▶ Data shown:
-- Start --
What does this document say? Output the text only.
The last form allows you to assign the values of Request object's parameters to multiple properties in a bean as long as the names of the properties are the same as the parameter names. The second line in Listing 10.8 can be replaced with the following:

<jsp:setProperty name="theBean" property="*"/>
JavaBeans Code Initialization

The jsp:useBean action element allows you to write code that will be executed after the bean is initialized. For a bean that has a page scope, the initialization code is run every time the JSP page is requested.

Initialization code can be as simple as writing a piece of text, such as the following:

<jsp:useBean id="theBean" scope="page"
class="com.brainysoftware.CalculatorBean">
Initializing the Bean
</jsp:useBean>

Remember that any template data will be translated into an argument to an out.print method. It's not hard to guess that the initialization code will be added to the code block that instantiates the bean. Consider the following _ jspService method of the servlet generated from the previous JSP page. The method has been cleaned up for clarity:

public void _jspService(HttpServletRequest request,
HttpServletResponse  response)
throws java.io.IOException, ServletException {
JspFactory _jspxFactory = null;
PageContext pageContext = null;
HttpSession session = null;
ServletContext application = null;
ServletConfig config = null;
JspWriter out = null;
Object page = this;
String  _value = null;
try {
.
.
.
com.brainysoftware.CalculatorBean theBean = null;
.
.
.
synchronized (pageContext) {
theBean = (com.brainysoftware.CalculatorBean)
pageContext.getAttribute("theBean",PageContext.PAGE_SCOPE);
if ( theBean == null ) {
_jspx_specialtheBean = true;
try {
-- End --
▶ Task statement: Transcribe the material above in its entirety. Match it exactly.

▶ Result for this exercise:
What does this document say? Output the text only.
The last form allows you to assign the values of Request object's parameters to multiple properties in a bean as long as the names of the properties are the same as the parameter names. The second line in Listing 10.8 can be replaced with the following:

<jsp:setProperty name="theBean" property="*"/>
JavaBeans Code Initialization

The jsp:useBean action element allows you to write code that will be executed after the bean is initialized. For a bean that has a page scope, the initialization code is run every time the JSP page is requested.

Initialization code can be as simple as writing a piece of text, such as the following:

<jsp:useBean id="theBean" scope="page"
class="com.brainysoftware.CalculatorBean">
Initializing the Bean
</jsp:useBean>

Remember that any template data will be translated into an argument to an out.print method. It's not hard to guess that the initialization code will be added to the code block that instantiates the bean. Consider the following _ jspService method of the servlet generated from the previous JSP page. The method has been cleaned up for clarity:

public void _jspService(HttpServletRequest request,
HttpServletResponse  response)
throws java.io.IOException, ServletException {
JspFactory _jspxFactory = null;
PageContext pageContext = null;
HttpSession session = null;
ServletContext application = null;
ServletConfig config = null;
JspWriter out = null;
Object page = this;
String  _value = null;
try {
.
.
.
com.brainysoftware.CalculatorBean theBean = null;
.
.
.
synchronized (pageContext) {
theBean = (com.brainysoftware.CalculatorBean)
pageContext.getAttribute("theBean",PageContext.PAGE_SCOPE);
if ( theBean == null ) {
_jspx_specialtheBean = true;
try {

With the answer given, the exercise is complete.